(Data excerpts)

________________

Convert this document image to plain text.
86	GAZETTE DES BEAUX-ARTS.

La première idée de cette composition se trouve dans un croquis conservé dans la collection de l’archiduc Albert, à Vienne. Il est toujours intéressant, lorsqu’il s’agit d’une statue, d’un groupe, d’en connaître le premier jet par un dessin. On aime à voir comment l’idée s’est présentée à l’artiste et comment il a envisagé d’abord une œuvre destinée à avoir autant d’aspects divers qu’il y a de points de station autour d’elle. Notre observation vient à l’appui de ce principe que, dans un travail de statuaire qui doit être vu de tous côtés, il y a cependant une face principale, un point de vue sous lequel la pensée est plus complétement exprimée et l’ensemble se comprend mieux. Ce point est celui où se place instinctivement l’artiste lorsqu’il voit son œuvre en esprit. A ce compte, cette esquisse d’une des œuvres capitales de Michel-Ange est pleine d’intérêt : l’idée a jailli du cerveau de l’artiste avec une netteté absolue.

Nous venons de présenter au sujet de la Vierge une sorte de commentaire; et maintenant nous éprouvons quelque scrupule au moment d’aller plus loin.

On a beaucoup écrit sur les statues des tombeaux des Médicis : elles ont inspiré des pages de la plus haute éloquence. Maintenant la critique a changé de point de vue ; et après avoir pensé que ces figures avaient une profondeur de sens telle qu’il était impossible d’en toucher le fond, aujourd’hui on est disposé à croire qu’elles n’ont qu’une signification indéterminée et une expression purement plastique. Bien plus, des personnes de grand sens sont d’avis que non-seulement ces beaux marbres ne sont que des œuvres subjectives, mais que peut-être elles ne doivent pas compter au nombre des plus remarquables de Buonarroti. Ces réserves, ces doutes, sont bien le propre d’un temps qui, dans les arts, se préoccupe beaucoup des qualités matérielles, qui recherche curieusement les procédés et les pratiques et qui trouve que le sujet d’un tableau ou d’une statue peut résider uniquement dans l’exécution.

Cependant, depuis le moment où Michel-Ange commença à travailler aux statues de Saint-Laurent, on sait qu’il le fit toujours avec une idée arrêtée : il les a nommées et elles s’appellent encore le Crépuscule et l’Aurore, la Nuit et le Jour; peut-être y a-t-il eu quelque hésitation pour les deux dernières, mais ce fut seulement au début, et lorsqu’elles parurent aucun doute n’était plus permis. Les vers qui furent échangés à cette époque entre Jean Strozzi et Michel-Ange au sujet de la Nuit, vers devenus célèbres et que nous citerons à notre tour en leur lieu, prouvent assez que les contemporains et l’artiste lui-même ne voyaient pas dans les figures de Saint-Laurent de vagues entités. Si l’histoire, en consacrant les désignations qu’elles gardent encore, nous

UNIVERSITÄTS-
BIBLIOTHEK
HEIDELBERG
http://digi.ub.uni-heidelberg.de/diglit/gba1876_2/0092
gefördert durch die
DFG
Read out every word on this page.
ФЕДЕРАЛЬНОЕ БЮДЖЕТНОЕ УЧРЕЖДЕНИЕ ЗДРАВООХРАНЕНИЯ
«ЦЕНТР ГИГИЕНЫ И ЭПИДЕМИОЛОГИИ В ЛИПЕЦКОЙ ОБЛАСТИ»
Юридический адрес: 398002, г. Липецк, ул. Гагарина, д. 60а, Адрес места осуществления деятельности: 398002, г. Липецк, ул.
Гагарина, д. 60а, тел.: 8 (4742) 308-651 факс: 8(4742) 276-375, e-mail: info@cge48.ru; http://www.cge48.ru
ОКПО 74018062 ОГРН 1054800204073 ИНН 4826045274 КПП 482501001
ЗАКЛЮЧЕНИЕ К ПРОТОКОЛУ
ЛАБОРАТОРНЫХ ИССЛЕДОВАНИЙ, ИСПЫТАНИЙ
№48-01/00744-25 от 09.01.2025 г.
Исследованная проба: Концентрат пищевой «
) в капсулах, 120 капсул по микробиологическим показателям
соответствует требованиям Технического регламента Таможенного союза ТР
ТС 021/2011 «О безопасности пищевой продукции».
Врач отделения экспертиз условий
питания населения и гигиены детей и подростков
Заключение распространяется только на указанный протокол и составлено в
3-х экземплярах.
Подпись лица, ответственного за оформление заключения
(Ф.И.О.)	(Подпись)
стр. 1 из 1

________________

Written task: Some lines of the records may hold the word "http". How many do? Answer with a number and nothing else.

Finished task: 2